[Saved data entries]

+ + + +

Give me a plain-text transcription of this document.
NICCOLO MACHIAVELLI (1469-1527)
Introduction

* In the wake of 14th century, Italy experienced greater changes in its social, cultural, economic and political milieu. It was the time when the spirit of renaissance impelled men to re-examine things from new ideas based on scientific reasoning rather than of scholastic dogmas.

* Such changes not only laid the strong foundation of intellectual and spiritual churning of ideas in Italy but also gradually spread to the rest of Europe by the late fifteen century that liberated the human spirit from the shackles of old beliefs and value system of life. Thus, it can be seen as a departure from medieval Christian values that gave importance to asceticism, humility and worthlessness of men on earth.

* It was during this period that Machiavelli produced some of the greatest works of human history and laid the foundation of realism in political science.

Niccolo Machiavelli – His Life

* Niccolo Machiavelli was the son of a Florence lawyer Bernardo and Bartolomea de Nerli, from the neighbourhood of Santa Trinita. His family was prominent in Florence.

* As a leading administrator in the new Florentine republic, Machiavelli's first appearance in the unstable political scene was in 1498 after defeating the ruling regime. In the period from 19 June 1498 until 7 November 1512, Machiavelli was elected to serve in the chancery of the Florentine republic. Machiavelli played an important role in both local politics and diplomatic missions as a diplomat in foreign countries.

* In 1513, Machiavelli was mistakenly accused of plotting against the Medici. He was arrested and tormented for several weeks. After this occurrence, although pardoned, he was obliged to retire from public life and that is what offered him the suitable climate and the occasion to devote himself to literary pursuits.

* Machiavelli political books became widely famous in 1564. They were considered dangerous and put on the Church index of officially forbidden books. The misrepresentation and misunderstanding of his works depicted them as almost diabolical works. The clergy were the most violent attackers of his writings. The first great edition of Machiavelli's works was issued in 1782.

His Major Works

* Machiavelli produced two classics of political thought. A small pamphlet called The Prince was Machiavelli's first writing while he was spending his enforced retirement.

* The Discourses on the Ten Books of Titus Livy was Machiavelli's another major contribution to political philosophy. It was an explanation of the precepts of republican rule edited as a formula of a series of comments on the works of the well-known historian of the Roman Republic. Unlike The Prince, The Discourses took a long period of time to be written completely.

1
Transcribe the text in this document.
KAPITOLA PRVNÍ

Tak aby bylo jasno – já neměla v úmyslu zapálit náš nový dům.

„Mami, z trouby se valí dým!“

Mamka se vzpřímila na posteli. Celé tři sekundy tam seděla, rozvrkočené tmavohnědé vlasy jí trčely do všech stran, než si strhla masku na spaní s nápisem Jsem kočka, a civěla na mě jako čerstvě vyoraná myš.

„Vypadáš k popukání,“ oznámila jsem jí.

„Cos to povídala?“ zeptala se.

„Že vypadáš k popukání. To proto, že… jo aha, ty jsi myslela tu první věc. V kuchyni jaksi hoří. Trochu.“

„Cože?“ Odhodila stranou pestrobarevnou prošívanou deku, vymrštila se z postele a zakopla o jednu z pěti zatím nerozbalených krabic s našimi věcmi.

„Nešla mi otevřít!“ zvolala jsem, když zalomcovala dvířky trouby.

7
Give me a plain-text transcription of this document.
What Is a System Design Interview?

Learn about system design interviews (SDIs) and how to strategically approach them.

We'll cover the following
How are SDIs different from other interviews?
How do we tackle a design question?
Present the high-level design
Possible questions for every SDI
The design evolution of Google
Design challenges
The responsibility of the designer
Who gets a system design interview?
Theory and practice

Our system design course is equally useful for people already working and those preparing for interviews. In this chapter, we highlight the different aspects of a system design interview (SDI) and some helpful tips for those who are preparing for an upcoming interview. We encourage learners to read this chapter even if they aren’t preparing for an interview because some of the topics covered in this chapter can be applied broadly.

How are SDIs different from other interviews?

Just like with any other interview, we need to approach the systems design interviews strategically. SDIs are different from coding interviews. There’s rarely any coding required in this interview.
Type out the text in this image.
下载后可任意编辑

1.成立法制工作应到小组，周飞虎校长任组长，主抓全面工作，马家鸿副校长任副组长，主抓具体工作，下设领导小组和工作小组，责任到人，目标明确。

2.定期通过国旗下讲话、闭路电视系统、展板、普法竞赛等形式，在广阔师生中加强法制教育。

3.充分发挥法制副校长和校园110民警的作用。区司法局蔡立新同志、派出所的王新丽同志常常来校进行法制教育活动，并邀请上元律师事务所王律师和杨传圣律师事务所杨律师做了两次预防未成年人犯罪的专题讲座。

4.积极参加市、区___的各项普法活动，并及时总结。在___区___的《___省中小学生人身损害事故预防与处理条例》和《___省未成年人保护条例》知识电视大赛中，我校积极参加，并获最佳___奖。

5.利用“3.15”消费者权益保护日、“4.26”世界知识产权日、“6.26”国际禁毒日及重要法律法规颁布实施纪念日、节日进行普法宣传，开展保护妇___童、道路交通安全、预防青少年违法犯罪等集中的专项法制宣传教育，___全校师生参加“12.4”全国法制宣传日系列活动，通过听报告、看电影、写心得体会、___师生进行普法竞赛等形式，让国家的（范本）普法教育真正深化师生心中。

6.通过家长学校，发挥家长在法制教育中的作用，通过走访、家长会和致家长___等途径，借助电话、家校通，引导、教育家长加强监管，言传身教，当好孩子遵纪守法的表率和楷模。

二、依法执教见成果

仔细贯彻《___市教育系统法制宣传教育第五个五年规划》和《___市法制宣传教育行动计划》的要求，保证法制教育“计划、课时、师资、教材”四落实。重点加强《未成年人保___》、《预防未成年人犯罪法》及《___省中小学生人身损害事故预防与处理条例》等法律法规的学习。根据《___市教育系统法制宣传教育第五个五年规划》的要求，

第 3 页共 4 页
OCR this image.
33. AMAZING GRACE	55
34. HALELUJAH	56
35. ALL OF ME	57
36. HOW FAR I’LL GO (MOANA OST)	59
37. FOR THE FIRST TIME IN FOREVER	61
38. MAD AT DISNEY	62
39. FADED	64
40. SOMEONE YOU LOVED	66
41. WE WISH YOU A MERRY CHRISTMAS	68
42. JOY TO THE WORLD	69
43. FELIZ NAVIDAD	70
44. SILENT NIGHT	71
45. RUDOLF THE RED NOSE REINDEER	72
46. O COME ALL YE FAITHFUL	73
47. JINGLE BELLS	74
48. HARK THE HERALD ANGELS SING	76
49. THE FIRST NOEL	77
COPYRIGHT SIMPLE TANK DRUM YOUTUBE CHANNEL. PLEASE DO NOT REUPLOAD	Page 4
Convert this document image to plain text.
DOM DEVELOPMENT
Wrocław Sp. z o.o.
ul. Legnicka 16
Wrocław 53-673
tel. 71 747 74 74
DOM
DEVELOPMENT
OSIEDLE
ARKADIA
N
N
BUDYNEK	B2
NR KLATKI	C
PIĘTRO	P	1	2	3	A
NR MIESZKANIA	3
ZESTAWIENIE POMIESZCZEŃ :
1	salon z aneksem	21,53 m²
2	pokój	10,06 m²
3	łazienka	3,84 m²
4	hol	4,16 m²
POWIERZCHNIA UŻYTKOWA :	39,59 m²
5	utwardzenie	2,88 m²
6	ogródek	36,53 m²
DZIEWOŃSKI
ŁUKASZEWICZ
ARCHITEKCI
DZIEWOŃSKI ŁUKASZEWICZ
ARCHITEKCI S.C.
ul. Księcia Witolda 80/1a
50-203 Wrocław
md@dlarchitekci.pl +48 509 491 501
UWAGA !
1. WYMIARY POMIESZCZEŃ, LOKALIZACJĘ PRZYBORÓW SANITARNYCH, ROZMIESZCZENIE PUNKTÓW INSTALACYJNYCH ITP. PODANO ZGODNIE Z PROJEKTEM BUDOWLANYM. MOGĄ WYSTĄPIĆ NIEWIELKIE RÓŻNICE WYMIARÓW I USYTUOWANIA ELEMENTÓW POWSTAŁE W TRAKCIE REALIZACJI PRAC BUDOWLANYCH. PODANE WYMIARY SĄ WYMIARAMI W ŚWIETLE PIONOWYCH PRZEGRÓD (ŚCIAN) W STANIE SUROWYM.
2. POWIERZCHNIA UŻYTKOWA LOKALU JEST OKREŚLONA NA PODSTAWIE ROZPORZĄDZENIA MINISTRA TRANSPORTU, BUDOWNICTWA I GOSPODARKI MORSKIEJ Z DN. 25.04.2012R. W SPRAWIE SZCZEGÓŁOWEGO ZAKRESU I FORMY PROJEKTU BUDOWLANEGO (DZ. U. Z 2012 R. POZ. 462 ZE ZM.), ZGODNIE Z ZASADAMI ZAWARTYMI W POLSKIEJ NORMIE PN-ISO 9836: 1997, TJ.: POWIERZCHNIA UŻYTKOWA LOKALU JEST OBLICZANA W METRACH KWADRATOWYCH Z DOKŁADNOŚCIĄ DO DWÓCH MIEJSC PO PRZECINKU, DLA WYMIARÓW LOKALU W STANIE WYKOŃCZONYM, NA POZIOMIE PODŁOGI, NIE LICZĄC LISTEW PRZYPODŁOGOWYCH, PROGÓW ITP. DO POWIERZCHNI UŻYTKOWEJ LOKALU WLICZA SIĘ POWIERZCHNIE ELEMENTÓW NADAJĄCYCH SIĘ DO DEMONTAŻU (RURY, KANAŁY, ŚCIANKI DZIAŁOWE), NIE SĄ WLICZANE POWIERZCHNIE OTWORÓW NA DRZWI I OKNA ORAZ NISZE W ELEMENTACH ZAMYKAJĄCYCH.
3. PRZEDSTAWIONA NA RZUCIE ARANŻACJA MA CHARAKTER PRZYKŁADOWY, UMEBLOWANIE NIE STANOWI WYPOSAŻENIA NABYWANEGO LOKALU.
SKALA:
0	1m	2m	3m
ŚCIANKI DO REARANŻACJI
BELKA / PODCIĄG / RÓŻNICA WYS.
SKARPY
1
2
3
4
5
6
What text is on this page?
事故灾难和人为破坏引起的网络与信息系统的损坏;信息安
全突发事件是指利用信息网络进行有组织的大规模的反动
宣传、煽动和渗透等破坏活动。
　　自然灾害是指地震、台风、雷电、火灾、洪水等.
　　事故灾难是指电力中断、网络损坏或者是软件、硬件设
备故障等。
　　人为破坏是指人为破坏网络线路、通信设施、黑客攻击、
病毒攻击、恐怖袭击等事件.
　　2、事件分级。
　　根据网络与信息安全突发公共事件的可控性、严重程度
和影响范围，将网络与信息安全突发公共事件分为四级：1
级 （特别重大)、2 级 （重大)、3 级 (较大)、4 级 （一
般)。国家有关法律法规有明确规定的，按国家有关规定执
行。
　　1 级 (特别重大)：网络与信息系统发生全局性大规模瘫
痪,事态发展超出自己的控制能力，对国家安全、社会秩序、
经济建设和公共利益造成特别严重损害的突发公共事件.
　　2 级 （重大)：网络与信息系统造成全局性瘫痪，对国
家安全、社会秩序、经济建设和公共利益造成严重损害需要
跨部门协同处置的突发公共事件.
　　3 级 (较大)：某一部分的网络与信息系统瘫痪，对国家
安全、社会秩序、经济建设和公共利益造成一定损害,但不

+ + + +

◆ What you are asked to do:
Among the lines above, count those containing the word "that" and give nothing but the result.

◆ Result of this task:
3